TASK DIRECTIONS »
Copy out all of the data exactly as it appears.

DATA IN THIS EXERCISE »
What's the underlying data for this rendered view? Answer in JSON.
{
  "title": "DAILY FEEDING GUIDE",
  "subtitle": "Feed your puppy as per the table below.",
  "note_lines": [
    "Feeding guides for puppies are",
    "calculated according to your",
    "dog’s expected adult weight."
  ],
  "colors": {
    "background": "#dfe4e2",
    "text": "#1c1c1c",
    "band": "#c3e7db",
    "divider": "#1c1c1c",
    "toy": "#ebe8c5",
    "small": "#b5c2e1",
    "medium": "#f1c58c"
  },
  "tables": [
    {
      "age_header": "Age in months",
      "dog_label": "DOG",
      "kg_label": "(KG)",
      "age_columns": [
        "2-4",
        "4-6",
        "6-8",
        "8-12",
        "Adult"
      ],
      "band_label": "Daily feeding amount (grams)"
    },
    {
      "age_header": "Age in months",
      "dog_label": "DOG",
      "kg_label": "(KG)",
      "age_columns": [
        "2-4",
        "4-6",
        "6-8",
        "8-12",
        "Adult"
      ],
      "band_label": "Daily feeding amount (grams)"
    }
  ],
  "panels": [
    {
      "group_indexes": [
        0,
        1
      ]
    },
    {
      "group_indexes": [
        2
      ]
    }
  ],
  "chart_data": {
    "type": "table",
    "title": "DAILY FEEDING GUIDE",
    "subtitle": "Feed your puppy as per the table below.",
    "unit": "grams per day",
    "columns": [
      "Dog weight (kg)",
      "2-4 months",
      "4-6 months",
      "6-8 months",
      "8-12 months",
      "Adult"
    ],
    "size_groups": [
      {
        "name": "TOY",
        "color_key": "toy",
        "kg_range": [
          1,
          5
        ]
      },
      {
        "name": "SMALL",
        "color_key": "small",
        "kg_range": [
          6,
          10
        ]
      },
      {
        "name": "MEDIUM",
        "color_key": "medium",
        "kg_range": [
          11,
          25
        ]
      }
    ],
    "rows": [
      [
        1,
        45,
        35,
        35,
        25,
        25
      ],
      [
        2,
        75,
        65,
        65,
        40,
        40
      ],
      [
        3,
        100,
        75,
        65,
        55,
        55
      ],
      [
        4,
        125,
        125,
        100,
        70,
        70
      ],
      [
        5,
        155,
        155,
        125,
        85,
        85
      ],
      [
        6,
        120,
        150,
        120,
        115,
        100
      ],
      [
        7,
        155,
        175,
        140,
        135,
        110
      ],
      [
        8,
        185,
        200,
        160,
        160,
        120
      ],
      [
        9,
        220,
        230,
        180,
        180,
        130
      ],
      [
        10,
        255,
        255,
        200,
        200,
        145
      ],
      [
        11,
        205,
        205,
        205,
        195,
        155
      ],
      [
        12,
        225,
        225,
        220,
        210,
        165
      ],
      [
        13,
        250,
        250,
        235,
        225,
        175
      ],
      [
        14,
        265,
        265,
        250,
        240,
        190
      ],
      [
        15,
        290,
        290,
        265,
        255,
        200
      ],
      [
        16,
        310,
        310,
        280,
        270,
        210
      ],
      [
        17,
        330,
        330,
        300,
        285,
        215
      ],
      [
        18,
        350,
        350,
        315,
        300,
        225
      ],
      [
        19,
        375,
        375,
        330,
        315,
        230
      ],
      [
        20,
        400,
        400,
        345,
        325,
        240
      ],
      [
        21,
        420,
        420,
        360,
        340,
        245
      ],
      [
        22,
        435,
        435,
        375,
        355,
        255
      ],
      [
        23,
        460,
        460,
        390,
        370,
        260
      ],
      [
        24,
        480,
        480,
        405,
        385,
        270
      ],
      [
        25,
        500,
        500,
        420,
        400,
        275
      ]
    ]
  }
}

WORKED ANSWER »
What's the underlying data for this rendered view? Answer in JSON.
{
  "title": "DAILY FEEDING GUIDE",
  "subtitle": "Feed your puppy as per the table below.",
  "note_lines": [
    "Feeding guides for puppies are",
    "calculated according to your",
    "dog’s expected adult weight."
  ],
  "colors": {
    "background": "#dfe4e2",
    "text": "#1c1c1c",
    "band": "#c3e7db",
    "divider": "#1c1c1c",
    "toy": "#ebe8c5",
    "small": "#b5c2e1",
    "medium": "#f1c58c"
  },
  "tables": [
    {
      "age_header": "Age in months",
      "dog_label": "DOG",
      "kg_label": "(KG)",
      "age_columns": [
        "2-4",
        "4-6",
        "6-8",
        "8-12",
        "Adult"
      ],
      "band_label": "Daily feeding amount (grams)"
    },
    {
      "age_header": "Age in months",
      "dog_label": "DOG",
      "kg_label": "(KG)",
      "age_columns": [
        "2-4",
        "4-6",
        "6-8",
        "8-12",
        "Adult"
      ],
      "band_label": "Daily feeding amount (grams)"
    }
  ],
  "panels": [
    {
      "group_indexes": [
        0,
        1
      ]
    },
    {
      "group_indexes": [
        2
      ]
    }
  ],
  "chart_data": {
    "type": "table",
    "title": "DAILY FEEDING GUIDE",
    "subtitle": "Feed your puppy as per the table below.",
    "unit": "grams per day",
    "columns": [
      "Dog weight (kg)",
      "2-4 months",
      "4-6 months",
      "6-8 months",
      "8-12 months",
      "Adult"
    ],
    "size_groups": [
      {
        "name": "TOY",
        "color_key": "toy",
        "kg_range": [
          1,
          5
        ]
      },
      {
        "name": "SMALL",
        "color_key": "small",
        "kg_range": [
          6,
          10
        ]
      },
      {
        "name": "MEDIUM",
        "color_key": "medium",
        "kg_range": [
          11,
          25
        ]
      }
    ],
    "rows": [
      [
        1,
        45,
        35,
        35,
        25,
        25
      ],
      [
        2,
        75,
        65,
        65,
        40,
        40
      ],
      [
        3,
        100,
        75,
        65,
        55,
        55
      ],
      [
        4,
        125,
        125,
        100,
        70,
        70
      ],
      [
        5,
        155,
        155,
        125,
        85,
        85
      ],
      [
        6,
        120,
        150,
        120,
        115,
        100
      ],
      [
        7,
        155,
        175,
        140,
        135,
        110
      ],
      [
        8,
        185,
        200,
        160,
        160,
        120
      ],
      [
        9,
        220,
        230,
        180,
        180,
        130
      ],
      [
        10,
        255,
        255,
        200,
        200,
        145
      ],
      [
        11,
        205,
        205,
        205,
        195,
        155
      ],
      [
        12,
        225,
        225,
        220,
        210,
        165
      ],
      [
        13,
        250,
        250,
        235,
        225,
        175
      ],
      [
        14,
        265,
        265,
        250,
        240,
        190
      ],
      [
        15,
        290,
        290,
        265,
        255,
        200
      ],
      [
        16,
        310,
        310,
        280,
        270,
        210
      ],
      [
        17,
        330,
        330,
        300,
        285,
        215
      ],
      [
        18,
        350,
        350,
        315,
        300,
        225
      ],
      [
        19,
        375,
        375,
        330,
        315,
        230
      ],
      [
        20,
        400,
        400,
        345,
        325,
        240
      ],
      [
        21,
        420,
        420,
        360,
        340,
        245
      ],
      [
        22,
        435,
        435,
        375,
        355,
        255
      ],
      [
        23,
        460,
        460,
        390,
        370,
        260
      ],
      [
        24,
        480,
        480,
        405,
        385,
        270
      ],
      [
        25,
        500,
        500,
        420,
        400,
        275
      ]
    ]
  }
}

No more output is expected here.